Goal >> Check every line of the data below for the string "адсорбции", and copy the ones that hold it.

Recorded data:

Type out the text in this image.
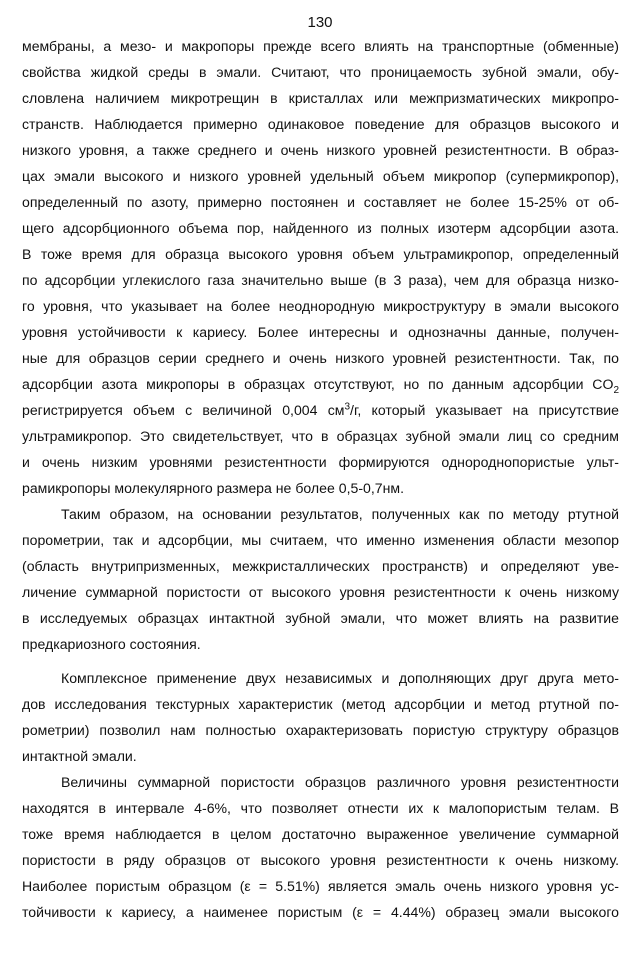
130
мембраны, а мезо- и макропоры прежде всего влиять на транспортные (обменные)
свойства жидкой среды в эмали. Считают, что проницаемость зубной эмали, обу-
словлена наличием микротрещин в кристаллах или межпризматических микропро-
странств. Наблюдается примерно одинаковое поведение для образцов высокого и
низкого уровня, а также среднего и очень низкого уровней резистентности. В образ-
цах эмали высокого и низкого уровней удельный объем микропор (супермикропор),
определенный по азоту, примерно постоянен и составляет не более 15-25% от об-
щего адсорбционного объема пор, найденного из полных изотерм адсорбции азота.
В тоже время для образца высокого уровня объем ультрамикропор, определенный
по адсорбции углекислого газа значительно выше (в 3 раза), чем для образца низко-
го уровня, что указывает на более неоднородную микроструктуру в эмали высокого
уровня устойчивости к кариесу. Более интересны и однозначны данные, получен-
ные для образцов серии среднего и очень низкого уровней резистентности. Так, по
адсорбции азота микропоры в образцах отсутствуют, но по данным адсорбции $CO_2$
регистрируется объем с величиной 0,004 $см^3/г$, который указывает на присутствие
ультрамикропор. Это свидетельствует, что в образцах зубной эмали лиц со средним
и очень низким уровнями резистентности формируются однороднопористые ульт-
рамикропоры молекулярного размера не более 0,5-0,7нм.
Таким образом, на основании результатов, полученных как по методу ртутной
порометрии, так и адсорбции, мы считаем, что именно изменения области мезопор
(область внутрипризменных, межкристаллических пространств) и определяют уве-
личение суммарной пористости от высокого уровня резистентности к очень низкому
в исследуемых образцах интактной зубной эмали, что может влиять на развитие
предкариозного состояния.
Комплексное применение двух независимых и дополняющих друг друга мето-
дов исследования текстурных характеристик (метод адсорбции и метод ртутной по-
рометрии) позволил нам полностью охарактеризовать пористую структуру образцов
интактной эмали.
Величины суммарной пористости образцов различного уровня резистентности
находятся в интервале 4-6%, что позволяет отнести их к малопористым телам. В
тоже время наблюдается в целом достаточно выраженное увеличение суммарной
пористости в ряду образцов от высокого уровня резистентности к очень низкому.
Наиболее пористым образцом (ε = 5.51%) является эмаль очень низкого уровня ус-
тойчивости к кариесу, а наименее пористым (ε = 4.44%) образец эмали высокого
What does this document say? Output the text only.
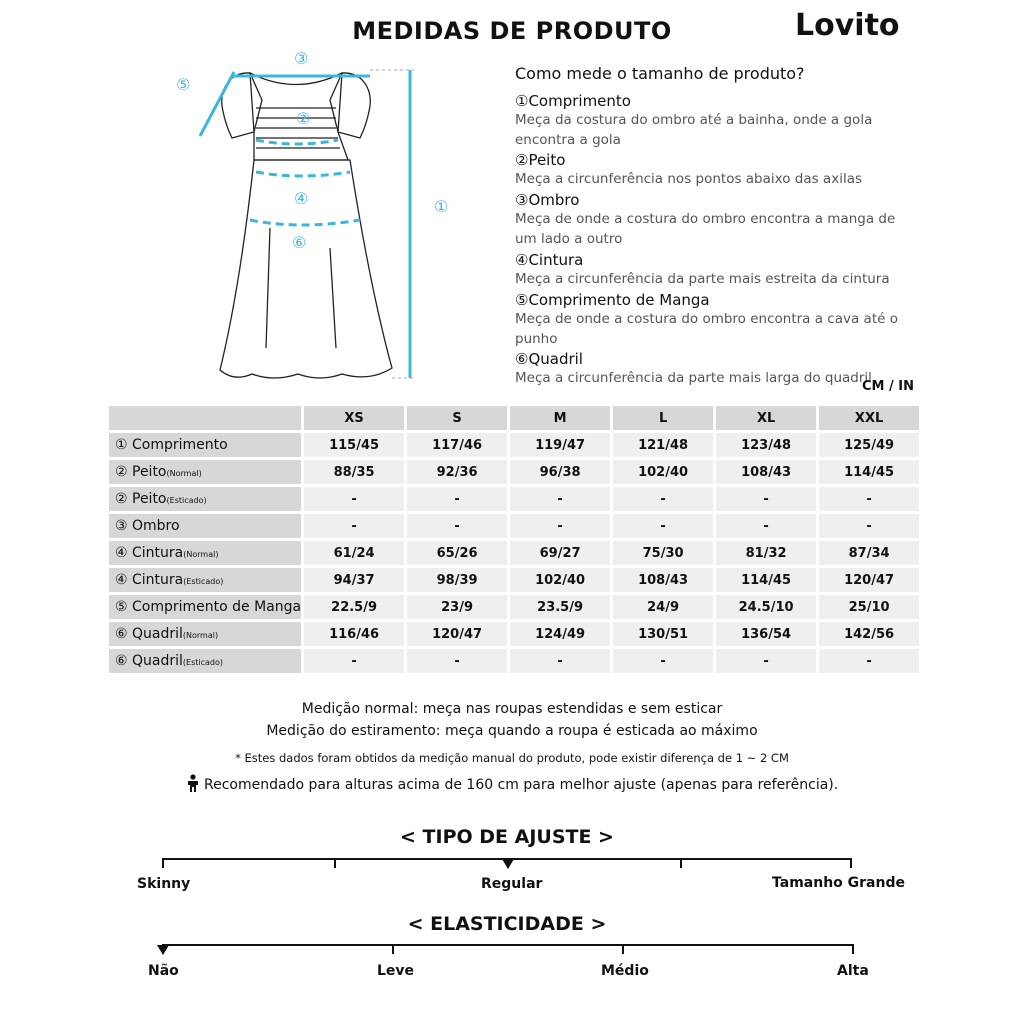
MEDIDAS DE PRODUTO	Lovito
③
⑤
②
④
⑥
①
Como mede o tamanho de produto?
①Comprimento
Meça da costura do ombro até a bainha, onde a gola encontra a gola
②Peito
Meça a circunferência nos pontos abaixo das axilas
③Ombro
Meça de onde a costura do ombro encontra a manga de um lado a outro
④Cintura
Meça a circunferência da parte mais estreita da cintura
⑤Comprimento de Manga
Meça de onde a costura do ombro encontra a cava até o punho
⑥Quadril
Meça a circunferência da parte mais larga do quadril
CM / IN
	XS	S	M	L	XL	XXL
① Comprimento	115/45	117/46	119/47	121/48	123/48	125/49
② Peito(Normal)	88/35	92/36	96/38	102/40	108/43	114/45
② Peito(Esticado)	-	-	-	-	-	-
③ Ombro	-	-	-	-	-	-
④ Cintura(Normal)	61/24	65/26	69/27	75/30	81/32	87/34
④ Cintura(Esticado)	94/37	98/39	102/40	108/43	114/45	120/47
⑤ Comprimento de Manga	22.5/9	23/9	23.5/9	24/9	24.5/10	25/10
⑥ Quadril(Normal)	116/46	120/47	124/49	130/51	136/54	142/56
⑥ Quadril(Esticado)	-	-	-	-	-	-
Medição normal: meça nas roupas estendidas e sem esticar
Medição do estiramento: meça quando a roupa é esticada ao máximo
* Estes dados foram obtidos da medição manual do produto, pode existir diferença de 1 ~ 2 CM
Recomendado para alturas acima de 160 cm para melhor ajuste (apenas para referência).
< TIPO DE AJUSTE >
Skinny	Regular	Tamanho Grande
< ELASTICIDADE >
Não	Leve	Médio	Alta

Full output >>
щего адсорбционного объема пор, найденного из полных изотерм адсорбции азота.
по адсорбции углекислого газа значительно выше (в 3 раза), чем для образца низко-
адсорбции азота микропоры в образцах отсутствуют, но по данным адсорбции $CO_2$
порометрии, так и адсорбции, мы считаем, что именно изменения области мезопор
дов исследования текстурных характеристик (метод адсорбции и метод ртутной по-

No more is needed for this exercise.